** Start Material provided **

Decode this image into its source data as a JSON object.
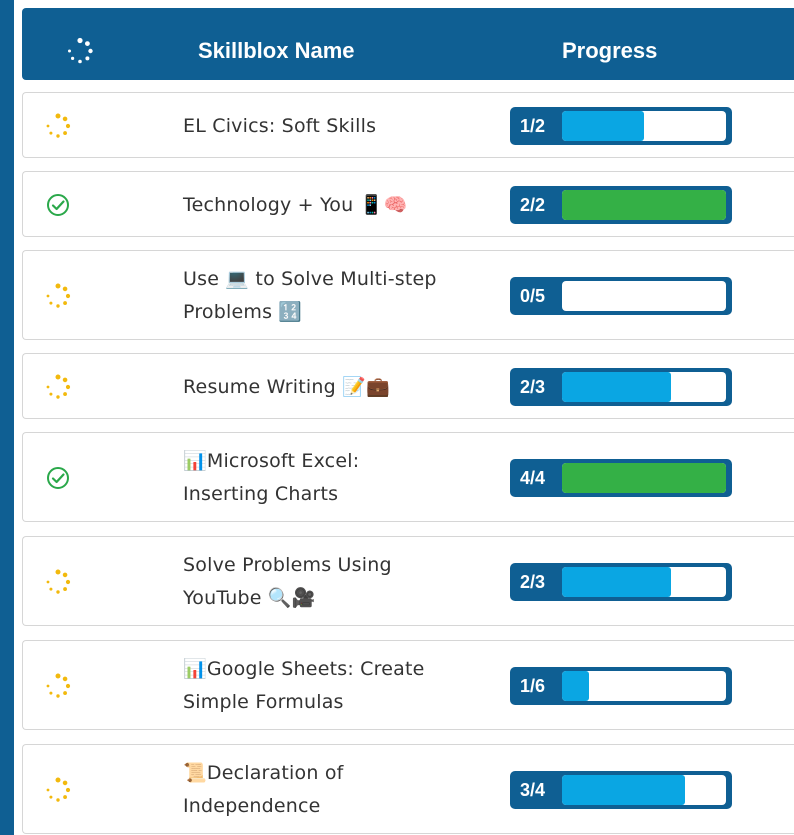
{
  "header": {
    "name_label": "Skillblox Name",
    "progress_label": "Progress"
  },
  "colors": {
    "header_bg": "#0f5f93",
    "in_progress_fill": "#0aa6e3",
    "complete_fill": "#34b046",
    "in_progress_icon": "#f2b90d",
    "complete_icon": "#2aa84a"
  },
  "rows": [
    {
      "status": "in-progress",
      "status_icon": "spinner-icon",
      "lines": [
        "EL Civics: Soft Skills"
      ],
      "count": "1/2",
      "completed": 1,
      "total": 2
    },
    {
      "status": "complete",
      "status_icon": "check-circle-icon",
      "lines": [
        "Technology + You 📱🧠"
      ],
      "count": "2/2",
      "completed": 2,
      "total": 2
    },
    {
      "status": "in-progress",
      "status_icon": "spinner-icon",
      "lines": [
        "Use 💻 to Solve Multi-step",
        "Problems 🔢"
      ],
      "count": "0/5",
      "completed": 0,
      "total": 5
    },
    {
      "status": "in-progress",
      "status_icon": "spinner-icon",
      "lines": [
        "Resume Writing 📝💼"
      ],
      "count": "2/3",
      "completed": 2,
      "total": 3
    },
    {
      "status": "complete",
      "status_icon": "check-circle-icon",
      "lines": [
        "📊Microsoft Excel:",
        "Inserting Charts"
      ],
      "count": "4/4",
      "completed": 4,
      "total": 4
    },
    {
      "status": "in-progress",
      "status_icon": "spinner-icon",
      "lines": [
        "Solve Problems Using",
        "YouTube 🔍🎥"
      ],
      "count": "2/3",
      "completed": 2,
      "total": 3
    },
    {
      "status": "in-progress",
      "status_icon": "spinner-icon",
      "lines": [
        "📊Google Sheets: Create",
        "Simple Formulas"
      ],
      "count": "1/6",
      "completed": 1,
      "total": 6
    },
    {
      "status": "in-progress",
      "status_icon": "spinner-icon",
      "lines": [
        "📜Declaration of",
        "Independence"
      ],
      "count": "3/4",
      "completed": 3,
      "total": 4
    }
  ]
}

** End Material provided **

#### Exercise
Reproduce each line of the records exactly, and omit every picture.

#### Reply to the task
Decode this image into its source data as a JSON object.
{
  "header": {
    "name_label": "Skillblox Name",
    "progress_label": "Progress"
  },
  "colors": {
    "header_bg": "#0f5f93",
    "in_progress_fill": "#0aa6e3",
    "complete_fill": "#34b046",
    "in_progress_icon": "#f2b90d",
    "complete_icon": "#2aa84a"
  },
  "rows": [
    {
      "status": "in-progress",
      "status_icon": "spinner-icon",
      "lines": [
        "EL Civics: Soft Skills"
      ],
      "count": "1/2",
      "completed": 1,
      "total": 2
    },
    {
      "status": "complete",
      "status_icon": "check-circle-icon",
      "lines": [
        "Technology + You 📱🧠"
      ],
      "count": "2/2",
      "completed": 2,
      "total": 2
    },
    {
      "status": "in-progress",
      "status_icon": "spinner-icon",
      "lines": [
        "Use 💻 to Solve Multi-step",
        "Problems 🔢"
      ],
      "count": "0/5",
      "completed": 0,
      "total": 5
    },
    {
      "status": "in-progress",
      "status_icon": "spinner-icon",
      "lines": [
        "Resume Writing 📝💼"
      ],
      "count": "2/3",
      "completed": 2,
      "total": 3
    },
    {
      "status": "complete",
      "status_icon": "check-circle-icon",
      "lines": [
        "📊Microsoft Excel:",
        "Inserting Charts"
      ],
      "count": "4/4",
      "completed": 4,
      "total": 4
    },
    {
      "status": "in-progress",
      "status_icon": "spinner-icon",
      "lines": [
        "Solve Problems Using",
        "YouTube 🔍🎥"
      ],
      "count": "2/3",
      "completed": 2,
      "total": 3
    },
    {
      "status": "in-progress",
      "status_icon": "spinner-icon",
      "lines": [
        "📊Google Sheets: Create",
        "Simple Formulas"
      ],
      "count": "1/6",
      "completed": 1,
      "total": 6
    },
    {
      "status": "in-progress",
      "status_icon": "spinner-icon",
      "lines": [
        "📜Declaration of",
        "Independence"
      ],
      "count": "3/4",
      "completed": 3,
      "total": 4
    }
  ]
}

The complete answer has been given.